The task:
Transcribe the records below exactly as they appear.

───── Material for this task

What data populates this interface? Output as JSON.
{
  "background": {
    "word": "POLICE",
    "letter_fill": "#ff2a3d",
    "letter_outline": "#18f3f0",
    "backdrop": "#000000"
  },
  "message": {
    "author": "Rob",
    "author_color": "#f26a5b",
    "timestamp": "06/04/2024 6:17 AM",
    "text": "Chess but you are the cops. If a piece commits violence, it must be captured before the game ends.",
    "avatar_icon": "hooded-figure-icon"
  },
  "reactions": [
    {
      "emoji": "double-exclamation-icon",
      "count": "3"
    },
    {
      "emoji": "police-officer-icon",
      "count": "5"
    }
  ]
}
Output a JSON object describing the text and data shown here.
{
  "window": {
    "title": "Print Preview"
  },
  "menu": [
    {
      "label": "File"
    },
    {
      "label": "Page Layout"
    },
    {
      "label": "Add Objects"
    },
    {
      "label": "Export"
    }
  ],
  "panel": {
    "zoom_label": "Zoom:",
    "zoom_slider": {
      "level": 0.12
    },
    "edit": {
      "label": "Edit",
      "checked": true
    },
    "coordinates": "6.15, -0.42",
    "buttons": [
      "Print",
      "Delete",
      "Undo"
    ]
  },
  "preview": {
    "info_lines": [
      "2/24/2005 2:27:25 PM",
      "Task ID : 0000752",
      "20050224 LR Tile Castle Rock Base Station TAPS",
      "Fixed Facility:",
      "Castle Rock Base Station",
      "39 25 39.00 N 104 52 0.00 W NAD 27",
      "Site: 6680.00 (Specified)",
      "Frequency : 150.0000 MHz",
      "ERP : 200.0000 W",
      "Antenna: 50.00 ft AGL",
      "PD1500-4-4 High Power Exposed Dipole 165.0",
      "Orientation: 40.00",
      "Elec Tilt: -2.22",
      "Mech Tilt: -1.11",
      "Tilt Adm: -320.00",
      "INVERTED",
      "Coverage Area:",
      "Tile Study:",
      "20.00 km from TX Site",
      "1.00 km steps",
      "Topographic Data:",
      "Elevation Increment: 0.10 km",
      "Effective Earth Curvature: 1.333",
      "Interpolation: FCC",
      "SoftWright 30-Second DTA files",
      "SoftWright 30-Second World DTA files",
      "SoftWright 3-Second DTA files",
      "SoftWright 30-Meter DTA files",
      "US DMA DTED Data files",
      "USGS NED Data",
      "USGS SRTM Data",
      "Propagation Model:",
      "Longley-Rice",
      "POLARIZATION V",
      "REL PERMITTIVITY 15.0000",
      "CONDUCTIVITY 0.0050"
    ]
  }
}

──────────

Completed task:
What data populates this interface? Output as JSON.
{
  "background": {
    "word": "POLICE",
    "letter_fill": "#ff2a3d",
    "letter_outline": "#18f3f0",
    "backdrop": "#000000"
  },
  "message": {
    "author": "Rob",
    "author_color": "#f26a5b",
    "timestamp": "06/04/2024 6:17 AM",
    "text": "Chess but you are the cops. If a piece commits violence, it must be captured before the game ends.",
    "avatar_icon": "hooded-figure-icon"
  },
  "reactions": [
    {
      "emoji": "double-exclamation-icon",
      "count": "3"
    },
    {
      "emoji": "police-officer-icon",
      "count": "5"
    }
  ]
}
Output a JSON object describing the text and data shown here.
{
  "window": {
    "title": "Print Preview"
  },
  "menu": [
    {
      "label": "File"
    },
    {
      "label": "Page Layout"
    },
    {
      "label": "Add Objects"
    },
    {
      "label": "Export"
    }
  ],
  "panel": {
    "zoom_label": "Zoom:",
    "zoom_slider": {
      "level": 0.12
    },
    "edit": {
      "label": "Edit",
      "checked": true
    },
    "coordinates": "6.15, -0.42",
    "buttons": [
      "Print",
      "Delete",
      "Undo"
    ]
  },
  "preview": {
    "info_lines": [
      "2/24/2005 2:27:25 PM",
      "Task ID : 0000752",
      "20050224 LR Tile Castle Rock Base Station TAPS",
      "Fixed Facility:",
      "Castle Rock Base Station",
      "39 25 39.00 N 104 52 0.00 W NAD 27",
      "Site: 6680.00 (Specified)",
      "Frequency : 150.0000 MHz",
      "ERP : 200.0000 W",
      "Antenna: 50.00 ft AGL",
      "PD1500-4-4 High Power Exposed Dipole 165.0",
      "Orientation: 40.00",
      "Elec Tilt: -2.22",
      "Mech Tilt: -1.11",
      "Tilt Adm: -320.00",
      "INVERTED",
      "Coverage Area:",
      "Tile Study:",
      "20.00 km from TX Site",
      "1.00 km steps",
      "Topographic Data:",
      "Elevation Increment: 0.10 km",
      "Effective Earth Curvature: 1.333",
      "Interpolation: FCC",
      "SoftWright 30-Second DTA files",
      "SoftWright 30-Second World DTA files",
      "SoftWright 3-Second DTA files",
      "SoftWright 30-Meter DTA files",
      "US DMA DTED Data files",
      "USGS NED Data",
      "USGS SRTM Data",
      "Propagation Model:",
      "Longley-Rice",
      "POLARIZATION V",
      "REL PERMITTIVITY 15.0000",
      "CONDUCTIVITY 0.0050"
    ]
  }
}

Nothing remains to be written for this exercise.